::: EXCERPT TO READ :::

Let a few balls drop. Let some spinning plates crash. (We’d say ‘Throw in the towel’ but it reminds us of our hideous, looming pile of dirty laundry.) One minute we’re reading messages from our beloved, heroic teachers (Zoom meet-up at 11! New writing assignment due! Don’t forget to post your virtual Science Fair project to the Google Classroom stream!). The next we’re devouring content that gives us permission to ignore them. To let ourselves off the hook. To, in the immortal words of Israeli mom of four Shiri Kenigsberg Levi, “take our foot off the gas” because “If we don’t die of Corona, we’ll die of distance learning.” Teachers themselves are confessing they hate homeschooling their own kids. Doesn’t it make sense, asks a growing consensus, with mere weeks left in the school year, to simply opt out of an untenable arrangement? But is that what’s best for our kids?

The Rebel Yell

As a parent caught in the swirl, I feel like I have an angel on one shoulder, urging me to force my children to practice Khan Academy math, and a devil on the other, telling me to simply take them for a walk in the sunshine. “But please,” the devil begs, “make it a walk with no curriculum-mandated agenda to research and then sketch the Monarch butterflies!” Or is it the reverse? Is the carefree walk in the sun the appeal from my better, wiser nature? Everything is topsy-turvy: Two months ago, I would have been horrified at the thought of parking my five-year-old in front of a computer for five hours a day, every day. Now I feel guilty if I don’t.

:::

### [COMPLETE THE FOLLOWING]
**a.** For each statement, answer yes or no according to the distance-learning essay, and quote the words that decide it: (i) Shiri Kenigsberg Levi is identified as an Israeli mother of four. (ii) The writer says several months remain in the school year. (iii) Two months earlier, the writer would have welcomed the idea of a five-year-old spending five hours a day at a computer.
**b.** Carry on the distance-learning essay, picking up right after its final sentence.
The material that comes next is separate from the distance-learning essay.

::: DATASET CONTENT :::

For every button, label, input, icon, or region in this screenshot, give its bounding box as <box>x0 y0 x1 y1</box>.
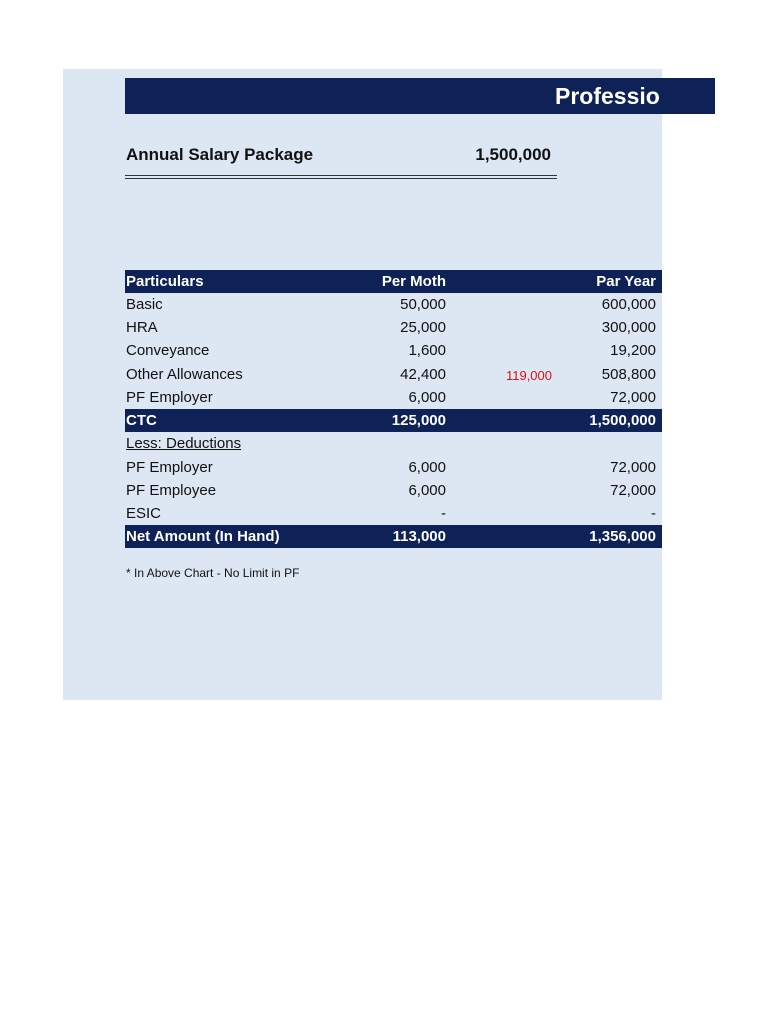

:::

### [ANSWERS BELOW]
**a.**
(i) Yes: "Israeli mom of four Shiri Kenigsberg Levi"
(ii) No: "with mere weeks left in the school year"
(iii) No: "Two months ago, I would have been horrified at the thought of parking my five-year-old in front of a computer for five hours a day, every day."

**b.**
When my kindergartener told me last week, “If you make me stare at a screen for one more minute, I’m going to get addicted and go blind!” I didn’t know whether to cheer or bribe her to sit back down in front of my laptop.  “It’s the dirty secret of parenting right now. Everyone’s pretending their kids are successfully doing Zoom calls, but that’s not what I’m seeing with my clients,” Los Angeles parenting coach Joshua Castillo told the New York Times. “Particularly for young children, it is understandable—and in some ways encouraging—that they don’t like learning through video meetings,” says Dr. Elanna Yalow, an early childhood education expert and the Chief Academic Officer of KinderCare Learning Centers. She suggests reaching out to your child’s teacher to try to “better understand what they expect the children to be learning and if they have any suggestions for another way to accomplish that outcome. The goal is to find another means to help your child explore the content that is being covered.”

There’s no question our teachers are there for us. If only they could be here with us, too. “It goes without saying that most schools and teachers have done an incredible job putting together remote learning,” says Aliza Pressman, Ph.D., Co-Founder of the Mount Sinai Parenting Center in New York. “The problem is that a lot of what it requires isn’t really developmentally appropriate for the eight and under crowd, whose attention spans are still weak. In many ways, learning in those early years of school really is social. The back-and-forth interaction kids get from being able to ask their teacher a question or play a math game with a classmate makes it easier to stay on task and to soak in the new information. Even then though, we’re not talking about doing this for big chunks of time.” On average, she says, three to four year-olds are only able to focus on a task for five to ten minutes. For five to six year-olds, it’s 15 minutes. And seven to eight year-olds typically max out after 30 minutes of intense concentration. “So you probably want to lower your expectations if online meetings are longer than that.”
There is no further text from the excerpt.